- [Given data]

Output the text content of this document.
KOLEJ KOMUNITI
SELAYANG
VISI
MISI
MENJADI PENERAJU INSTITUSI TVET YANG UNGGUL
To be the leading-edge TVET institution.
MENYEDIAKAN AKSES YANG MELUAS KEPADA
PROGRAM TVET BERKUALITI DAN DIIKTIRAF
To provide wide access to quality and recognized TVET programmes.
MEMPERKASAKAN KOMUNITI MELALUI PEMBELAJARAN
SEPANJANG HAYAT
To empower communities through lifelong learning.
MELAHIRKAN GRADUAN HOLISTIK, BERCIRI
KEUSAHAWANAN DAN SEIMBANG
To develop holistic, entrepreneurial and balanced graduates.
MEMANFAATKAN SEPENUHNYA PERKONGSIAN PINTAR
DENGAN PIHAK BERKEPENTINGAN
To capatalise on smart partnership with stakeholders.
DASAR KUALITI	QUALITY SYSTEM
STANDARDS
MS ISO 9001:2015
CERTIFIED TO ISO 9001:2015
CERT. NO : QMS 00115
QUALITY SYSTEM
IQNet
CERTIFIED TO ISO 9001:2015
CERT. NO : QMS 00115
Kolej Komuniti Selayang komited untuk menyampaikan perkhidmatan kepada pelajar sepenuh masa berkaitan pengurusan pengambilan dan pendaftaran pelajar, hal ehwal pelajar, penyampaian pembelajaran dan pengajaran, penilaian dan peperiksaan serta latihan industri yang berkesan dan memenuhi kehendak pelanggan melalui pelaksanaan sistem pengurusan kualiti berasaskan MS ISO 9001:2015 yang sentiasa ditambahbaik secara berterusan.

- [Requirements]
Reproduce the full set of records precisely.

- [Answer]
Output the text content of this document.
KOLEJ KOMUNITI
SELAYANG
VISI
MISI
MENJADI PENERAJU INSTITUSI TVET YANG UNGGUL
To be the leading-edge TVET institution.
MENYEDIAKAN AKSES YANG MELUAS KEPADA
PROGRAM TVET BERKUALITI DAN DIIKTIRAF
To provide wide access to quality and recognized TVET programmes.
MEMPERKASAKAN KOMUNITI MELALUI PEMBELAJARAN
SEPANJANG HAYAT
To empower communities through lifelong learning.
MELAHIRKAN GRADUAN HOLISTIK, BERCIRI
KEUSAHAWANAN DAN SEIMBANG
To develop holistic, entrepreneurial and balanced graduates.
MEMANFAATKAN SEPENUHNYA PERKONGSIAN PINTAR
DENGAN PIHAK BERKEPENTINGAN
To capatalise on smart partnership with stakeholders.
DASAR KUALITI	QUALITY SYSTEM
STANDARDS
MS ISO 9001:2015
CERTIFIED TO ISO 9001:2015
CERT. NO : QMS 00115
QUALITY SYSTEM
IQNet
CERTIFIED TO ISO 9001:2015
CERT. NO : QMS 00115
Kolej Komuniti Selayang komited untuk menyampaikan perkhidmatan kepada pelajar sepenuh masa berkaitan pengurusan pengambilan dan pendaftaran pelajar, hal ehwal pelajar, penyampaian pembelajaran dan pengajaran, penilaian dan peperiksaan serta latihan industri yang berkesan dan memenuhi kehendak pelanggan melalui pelaksanaan sistem pengurusan kualiti berasaskan MS ISO 9001:2015 yang sentiasa ditambahbaik secara berterusan.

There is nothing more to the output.